→ **What you have to do**: Among the records that follow, count the lines with the string "Petroleum"; report only that count.
============
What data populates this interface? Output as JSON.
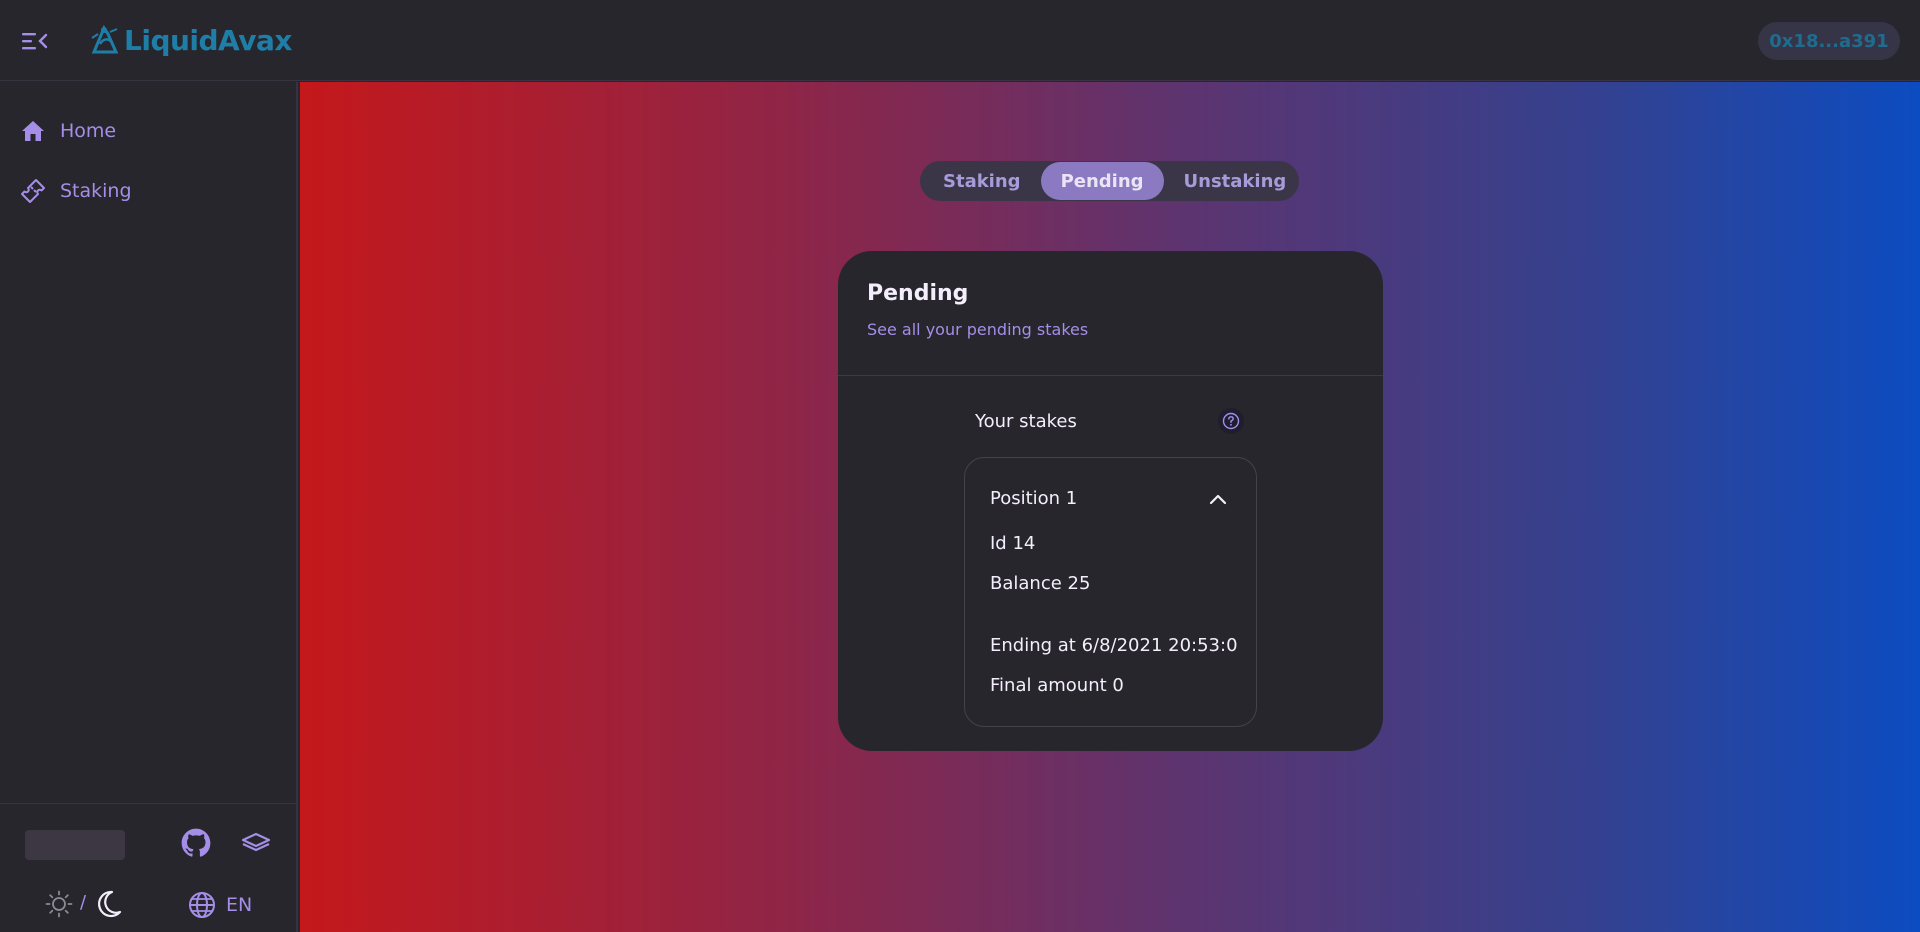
{
  "header": {
    "logo_text": "LiquidAvax",
    "wallet_address": "0x18...a391"
  },
  "sidebar": {
    "items": [
      {
        "label": "Home",
        "icon": "home-icon"
      },
      {
        "label": "Staking",
        "icon": "ticket-icon"
      }
    ],
    "footer": {
      "language": "EN",
      "theme_separator": "/"
    }
  },
  "main": {
    "tabs": [
      {
        "label": "Staking",
        "active": false
      },
      {
        "label": "Pending",
        "active": true
      },
      {
        "label": "Unstaking",
        "active": false
      }
    ],
    "card": {
      "title": "Pending",
      "subtitle": "See all your pending stakes",
      "stakes_label": "Your stakes",
      "position": {
        "title": "Position 1",
        "id_line": "Id 14",
        "balance_line": "Balance 25",
        "ending_line": "Ending at 6/8/2021 20:53:0",
        "final_line": "Final amount 0"
      }
    }
  },
  "colors": {
    "accent": "#a48ee8",
    "brand": "#1f7ea8",
    "background": "#27262c",
    "gradient_left": "#c4181b",
    "gradient_right": "#0c4cc1"
  }
}
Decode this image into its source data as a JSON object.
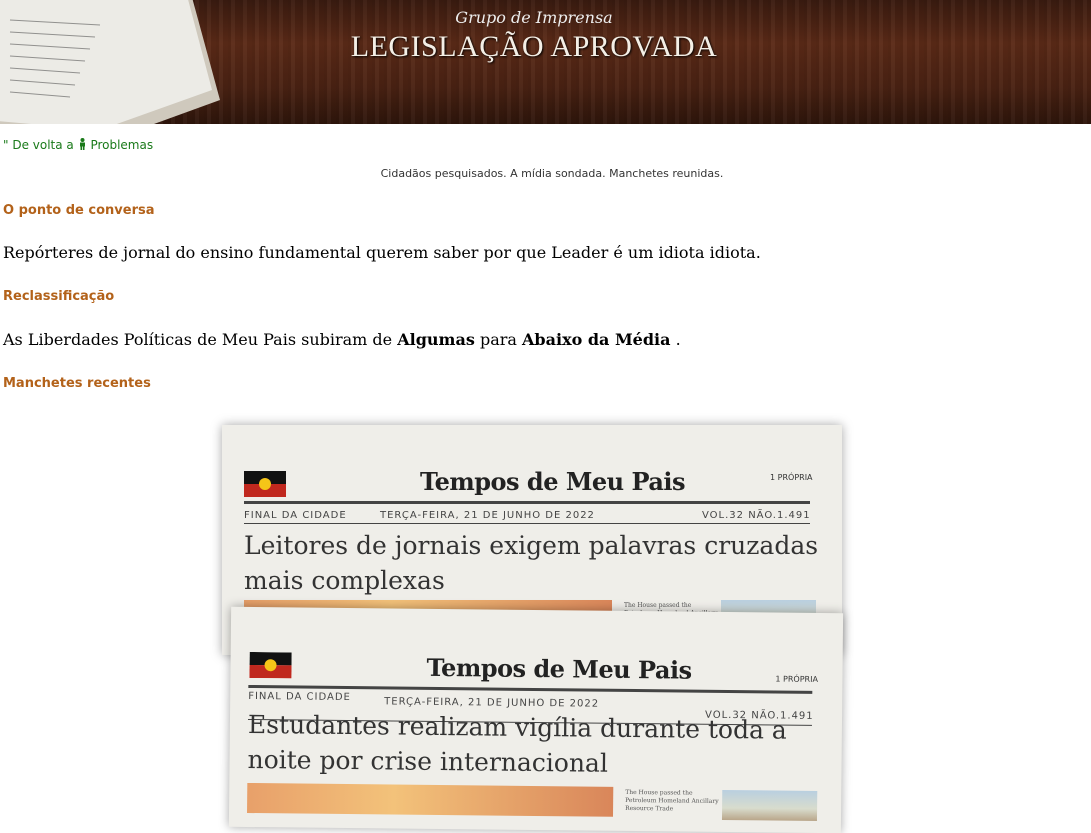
{
  "banner": {
    "subtitle": "Grupo de Imprensa",
    "title": "LEGISLAÇÃO APROVADA"
  },
  "nav": {
    "back_prefix": "\" De volta a",
    "back_link": "Problemas"
  },
  "tagline": "Cidadãos pesquisados. A mídia sondada. Manchetes reunidas.",
  "talking_point": {
    "heading": "O ponto de conversa",
    "text": "Repórteres de jornal do ensino fundamental querem saber por que Leader é um idiota idiota."
  },
  "reclassification": {
    "heading": "Reclassificação",
    "prefix": "As Liberdades Políticas de Meu Pais subiram de",
    "from": "Algumas",
    "middle": "para",
    "to": "Abaixo da Média",
    "suffix": "."
  },
  "recent": {
    "heading": "Manchetes recentes",
    "papers": [
      {
        "masthead": "Tempos de Meu Pais",
        "edition": "1 PRÓPRIA",
        "city": "FINAL DA CIDADE",
        "date": "TERÇA-FEIRA, 21 DE JUNHO DE 2022",
        "volume": "VOL.32 NÃO.1.491",
        "headline_line1": "Leitores de jornais exigem palavras cruzadas",
        "headline_line2": "mais complexas",
        "body": "The House passed the Petroleum Homeland Ancillary Resource Trade bill yesterday by a narrow margin of a"
      },
      {
        "masthead": "Tempos de Meu Pais",
        "edition": "1 PRÓPRIA",
        "city": "FINAL DA CIDADE",
        "date": "TERÇA-FEIRA, 21 DE JUNHO DE 2022",
        "volume": "VOL.32 NÃO.1.491",
        "headline_line1": "Estudantes realizam vigília durante toda a",
        "headline_line2": "noite por crise internacional",
        "body": "The House passed the Petroleum Homeland Ancillary Resource Trade"
      }
    ]
  }
}
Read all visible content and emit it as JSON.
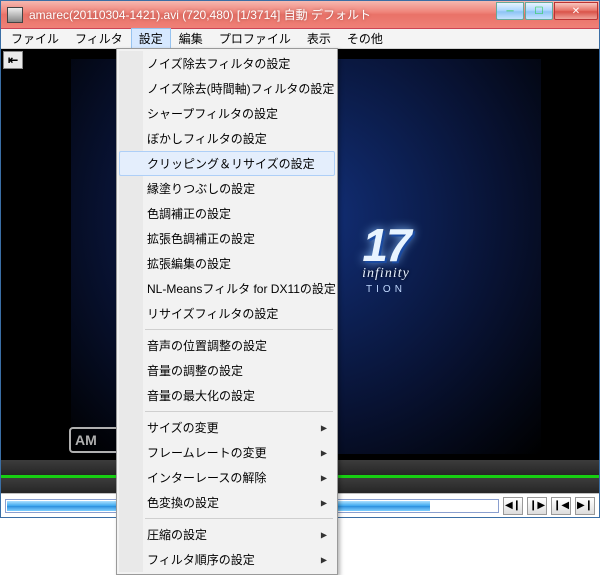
{
  "window": {
    "title": "amarec(20110304-1421).avi (720,480)  [1/3714]  自動  デフォルト"
  },
  "menubar": {
    "items": [
      {
        "label": "ファイル"
      },
      {
        "label": "フィルタ"
      },
      {
        "label": "設定"
      },
      {
        "label": "編集"
      },
      {
        "label": "プロファイル"
      },
      {
        "label": "表示"
      },
      {
        "label": "その他"
      }
    ],
    "open_index": 2
  },
  "dropdown": {
    "highlight_index": 4,
    "items": [
      {
        "label": "ノイズ除去フィルタの設定",
        "sub": false
      },
      {
        "label": "ノイズ除去(時間軸)フィルタの設定",
        "sub": false
      },
      {
        "label": "シャープフィルタの設定",
        "sub": false
      },
      {
        "label": "ぼかしフィルタの設定",
        "sub": false
      },
      {
        "label": "クリッピング＆リサイズの設定",
        "sub": false
      },
      {
        "label": "縁塗りつぶしの設定",
        "sub": false
      },
      {
        "label": "色調補正の設定",
        "sub": false
      },
      {
        "label": "拡張色調補正の設定",
        "sub": false
      },
      {
        "label": "拡張編集の設定",
        "sub": false
      },
      {
        "label": "NL-Meansフィルタ for DX11の設定",
        "sub": false
      },
      {
        "label": "リサイズフィルタの設定",
        "sub": false
      },
      {
        "sep": true
      },
      {
        "label": "音声の位置調整の設定",
        "sub": false
      },
      {
        "label": "音量の調整の設定",
        "sub": false
      },
      {
        "label": "音量の最大化の設定",
        "sub": false
      },
      {
        "sep": true
      },
      {
        "label": "サイズの変更",
        "sub": true
      },
      {
        "label": "フレームレートの変更",
        "sub": true
      },
      {
        "label": "インターレースの解除",
        "sub": true
      },
      {
        "label": "色変換の設定",
        "sub": true
      },
      {
        "sep": true
      },
      {
        "label": "圧縮の設定",
        "sub": true
      },
      {
        "label": "フィルタ順序の設定",
        "sub": true
      }
    ]
  },
  "video": {
    "logo_main": "17",
    "logo_tag": "infinity",
    "logo_sub": "TION",
    "watermark": "AM"
  },
  "progress": {
    "percent": 86
  },
  "winbtn": {
    "min": "─",
    "max": "☐",
    "close": "✕"
  },
  "back_icon": "⇤",
  "ctrl": {
    "prev": "◀❙",
    "next": "❙▶",
    "first": "❙◀",
    "last": "▶❙"
  }
}
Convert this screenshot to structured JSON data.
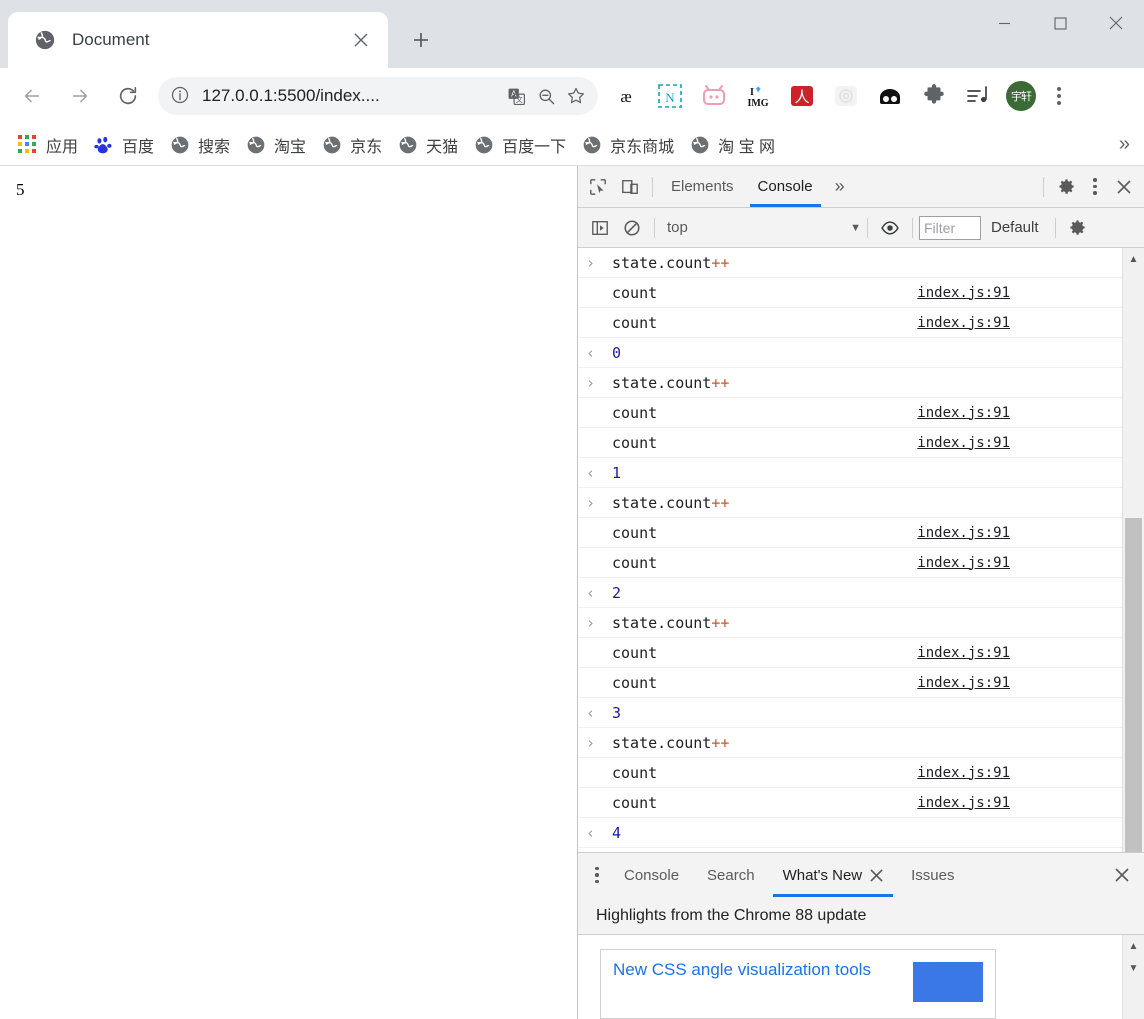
{
  "window": {
    "controls": [
      "minimize",
      "maximize",
      "close"
    ]
  },
  "tab": {
    "title": "Document",
    "favicon": "globe-icon",
    "close_label": "×",
    "newtab_label": "+"
  },
  "toolbar": {
    "back": "back-icon",
    "forward": "forward-icon",
    "reload": "reload-icon",
    "url": "127.0.0.1:5500/index....",
    "info_icon": "info-icon",
    "translate_icon": "translate-icon",
    "zoomout_icon": "zoom-out-icon",
    "bookmark_icon": "star-icon",
    "extensions": [
      {
        "name": "ae-extension",
        "label": "æ"
      },
      {
        "name": "notion-clipper-extension",
        "label": "N"
      },
      {
        "name": "bilibili-extension",
        "label": "TV"
      },
      {
        "name": "iloveimg-extension",
        "label": "I♥ IMG"
      },
      {
        "name": "adobe-acrobat-extension",
        "label": "A"
      },
      {
        "name": "dapp-extension",
        "label": "⚙"
      },
      {
        "name": "dark-reader-extension",
        "label": "●●"
      },
      {
        "name": "extensions-puzzle",
        "label": "✦"
      },
      {
        "name": "music-list-extension",
        "label": "♪"
      }
    ],
    "avatar": "宇轩",
    "menu": "chrome-menu-icon"
  },
  "bookmarks": {
    "apps_label": "应用",
    "items": [
      {
        "label": "百度",
        "icon": "baidu-icon"
      },
      {
        "label": "搜索",
        "icon": "globe-icon"
      },
      {
        "label": "淘宝",
        "icon": "globe-icon"
      },
      {
        "label": "京东",
        "icon": "globe-icon"
      },
      {
        "label": "天猫",
        "icon": "globe-icon"
      },
      {
        "label": "百度一下",
        "icon": "globe-icon"
      },
      {
        "label": "京东商城",
        "icon": "globe-icon"
      },
      {
        "label": "淘 宝 网",
        "icon": "globe-icon"
      }
    ],
    "overflow": "»"
  },
  "page": {
    "content": "5"
  },
  "devtools": {
    "inspect_icon": "inspect-element-icon",
    "device_icon": "device-toolbar-icon",
    "tabs": [
      {
        "label": "Elements",
        "active": false
      },
      {
        "label": "Console",
        "active": true
      }
    ],
    "more_tabs": "»",
    "settings_icon": "gear-icon",
    "more_icon": "vertical-dots-icon",
    "close_icon": "close-icon",
    "filterbar": {
      "sidebar_icon": "console-sidebar-icon",
      "clear_icon": "clear-console-icon",
      "context": "top",
      "caret": "▼",
      "eye_icon": "live-expression-icon",
      "filter_placeholder": "Filter",
      "level": "Default",
      "settings_icon": "gear-icon"
    },
    "console_rows": [
      {
        "type": "input",
        "gutter": "›",
        "text": "state.count",
        "op": "++",
        "source": ""
      },
      {
        "type": "log",
        "gutter": "",
        "text": "count",
        "op": "",
        "source": "index.js:91"
      },
      {
        "type": "log",
        "gutter": "",
        "text": "count",
        "op": "",
        "source": "index.js:91"
      },
      {
        "type": "result",
        "gutter": "‹",
        "text": "0",
        "op": "",
        "source": ""
      },
      {
        "type": "input",
        "gutter": "›",
        "text": "state.count",
        "op": "++",
        "source": ""
      },
      {
        "type": "log",
        "gutter": "",
        "text": "count",
        "op": "",
        "source": "index.js:91"
      },
      {
        "type": "log",
        "gutter": "",
        "text": "count",
        "op": "",
        "source": "index.js:91"
      },
      {
        "type": "result",
        "gutter": "‹",
        "text": "1",
        "op": "",
        "source": ""
      },
      {
        "type": "input",
        "gutter": "›",
        "text": "state.count",
        "op": "++",
        "source": ""
      },
      {
        "type": "log",
        "gutter": "",
        "text": "count",
        "op": "",
        "source": "index.js:91"
      },
      {
        "type": "log",
        "gutter": "",
        "text": "count",
        "op": "",
        "source": "index.js:91"
      },
      {
        "type": "result",
        "gutter": "‹",
        "text": "2",
        "op": "",
        "source": ""
      },
      {
        "type": "input",
        "gutter": "›",
        "text": "state.count",
        "op": "++",
        "source": ""
      },
      {
        "type": "log",
        "gutter": "",
        "text": "count",
        "op": "",
        "source": "index.js:91"
      },
      {
        "type": "log",
        "gutter": "",
        "text": "count",
        "op": "",
        "source": "index.js:91"
      },
      {
        "type": "result",
        "gutter": "‹",
        "text": "3",
        "op": "",
        "source": ""
      },
      {
        "type": "input",
        "gutter": "›",
        "text": "state.count",
        "op": "++",
        "source": ""
      },
      {
        "type": "log",
        "gutter": "",
        "text": "count",
        "op": "",
        "source": "index.js:91"
      },
      {
        "type": "log",
        "gutter": "",
        "text": "count",
        "op": "",
        "source": "index.js:91"
      },
      {
        "type": "result",
        "gutter": "‹",
        "text": "4",
        "op": "",
        "source": ""
      },
      {
        "type": "prompt",
        "gutter": "›",
        "text": "",
        "op": "",
        "source": ""
      }
    ],
    "drawer": {
      "menu_icon": "vertical-dots-icon",
      "tabs": [
        {
          "label": "Console",
          "active": false,
          "closable": false
        },
        {
          "label": "Search",
          "active": false,
          "closable": false
        },
        {
          "label": "What's New",
          "active": true,
          "closable": true
        },
        {
          "label": "Issues",
          "active": false,
          "closable": false
        }
      ],
      "close_icon": "close-icon",
      "subtitle": "Highlights from the Chrome 88 update",
      "card_title": "New CSS angle visualization tools"
    }
  },
  "colors": {
    "accent": "#1a73e8",
    "chrome_tabstrip": "#dee1e6",
    "devtools_bg": "#f3f3f3",
    "result_blue": "#1a1aa6",
    "operator_orange": "#c5582b",
    "avatar_green": "#3a6b35"
  }
}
============
→ **Task result**: 2